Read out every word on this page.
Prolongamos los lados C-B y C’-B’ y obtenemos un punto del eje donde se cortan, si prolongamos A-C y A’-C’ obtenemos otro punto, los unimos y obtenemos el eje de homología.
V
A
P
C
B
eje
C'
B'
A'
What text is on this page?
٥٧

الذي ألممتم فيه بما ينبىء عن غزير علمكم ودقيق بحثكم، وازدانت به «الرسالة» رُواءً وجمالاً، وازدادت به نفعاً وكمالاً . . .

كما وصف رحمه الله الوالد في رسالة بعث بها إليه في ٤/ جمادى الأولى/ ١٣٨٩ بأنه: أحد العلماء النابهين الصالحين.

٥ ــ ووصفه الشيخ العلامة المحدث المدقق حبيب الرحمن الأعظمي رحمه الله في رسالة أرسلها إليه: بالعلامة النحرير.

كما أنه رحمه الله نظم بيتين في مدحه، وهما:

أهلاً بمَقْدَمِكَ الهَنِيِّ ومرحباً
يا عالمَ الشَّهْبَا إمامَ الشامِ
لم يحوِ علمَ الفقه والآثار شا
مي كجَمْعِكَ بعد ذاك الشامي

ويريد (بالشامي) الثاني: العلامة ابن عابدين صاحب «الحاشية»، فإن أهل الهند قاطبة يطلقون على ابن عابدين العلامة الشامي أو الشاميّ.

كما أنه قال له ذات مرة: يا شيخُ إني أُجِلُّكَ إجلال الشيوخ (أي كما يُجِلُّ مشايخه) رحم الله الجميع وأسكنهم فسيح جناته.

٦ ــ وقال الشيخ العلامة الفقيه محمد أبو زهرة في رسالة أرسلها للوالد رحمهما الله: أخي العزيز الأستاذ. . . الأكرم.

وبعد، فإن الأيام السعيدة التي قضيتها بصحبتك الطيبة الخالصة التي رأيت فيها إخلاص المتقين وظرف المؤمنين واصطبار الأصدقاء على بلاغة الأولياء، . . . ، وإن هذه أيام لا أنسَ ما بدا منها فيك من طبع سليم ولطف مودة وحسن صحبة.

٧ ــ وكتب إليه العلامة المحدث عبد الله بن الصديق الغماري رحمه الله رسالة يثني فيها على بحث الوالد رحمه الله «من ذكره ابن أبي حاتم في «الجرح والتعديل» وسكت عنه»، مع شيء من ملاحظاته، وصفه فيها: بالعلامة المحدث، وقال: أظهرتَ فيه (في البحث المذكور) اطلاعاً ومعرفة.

==================================================

AIM OF THE EXERCISE |
Set down the material above again, word for word.

COMPLETED EXERCISE |
Read out every word on this page.
Prolongamos los lados C-B y C’-B’ y obtenemos un punto del eje donde se cortan, si prolongamos A-C y A’-C’ obtenemos otro punto, los unimos y obtenemos el eje de homología.
V
A
P
C
B
eje
C'
B'
A'
What text is on this page?
٥٧

الذي ألممتم فيه بما ينبىء عن غزير علمكم ودقيق بحثكم، وازدانت به «الرسالة» رُواءً وجمالاً، وازدادت به نفعاً وكمالاً . . .

كما وصف رحمه الله الوالد في رسالة بعث بها إليه في ٤/ جمادى الأولى/ ١٣٨٩ بأنه: أحد العلماء النابهين الصالحين.

٥ ــ ووصفه الشيخ العلامة المحدث المدقق حبيب الرحمن الأعظمي رحمه الله في رسالة أرسلها إليه: بالعلامة النحرير.

كما أنه رحمه الله نظم بيتين في مدحه، وهما:

أهلاً بمَقْدَمِكَ الهَنِيِّ ومرحباً
يا عالمَ الشَّهْبَا إمامَ الشامِ
لم يحوِ علمَ الفقه والآثار شا
مي كجَمْعِكَ بعد ذاك الشامي

ويريد (بالشامي) الثاني: العلامة ابن عابدين صاحب «الحاشية»، فإن أهل الهند قاطبة يطلقون على ابن عابدين العلامة الشامي أو الشاميّ.

كما أنه قال له ذات مرة: يا شيخُ إني أُجِلُّكَ إجلال الشيوخ (أي كما يُجِلُّ مشايخه) رحم الله الجميع وأسكنهم فسيح جناته.

٦ ــ وقال الشيخ العلامة الفقيه محمد أبو زهرة في رسالة أرسلها للوالد رحمهما الله: أخي العزيز الأستاذ. . . الأكرم.

وبعد، فإن الأيام السعيدة التي قضيتها بصحبتك الطيبة الخالصة التي رأيت فيها إخلاص المتقين وظرف المؤمنين واصطبار الأصدقاء على بلاغة الأولياء، . . . ، وإن هذه أيام لا أنسَ ما بدا منها فيك من طبع سليم ولطف مودة وحسن صحبة.

٧ ــ وكتب إليه العلامة المحدث عبد الله بن الصديق الغماري رحمه الله رسالة يثني فيها على بحث الوالد رحمه الله «من ذكره ابن أبي حاتم في «الجرح والتعديل» وسكت عنه»، مع شيء من ملاحظاته، وصفه فيها: بالعلامة المحدث، وقال: أظهرتَ فيه (في البحث المذكور) اطلاعاً ومعرفة.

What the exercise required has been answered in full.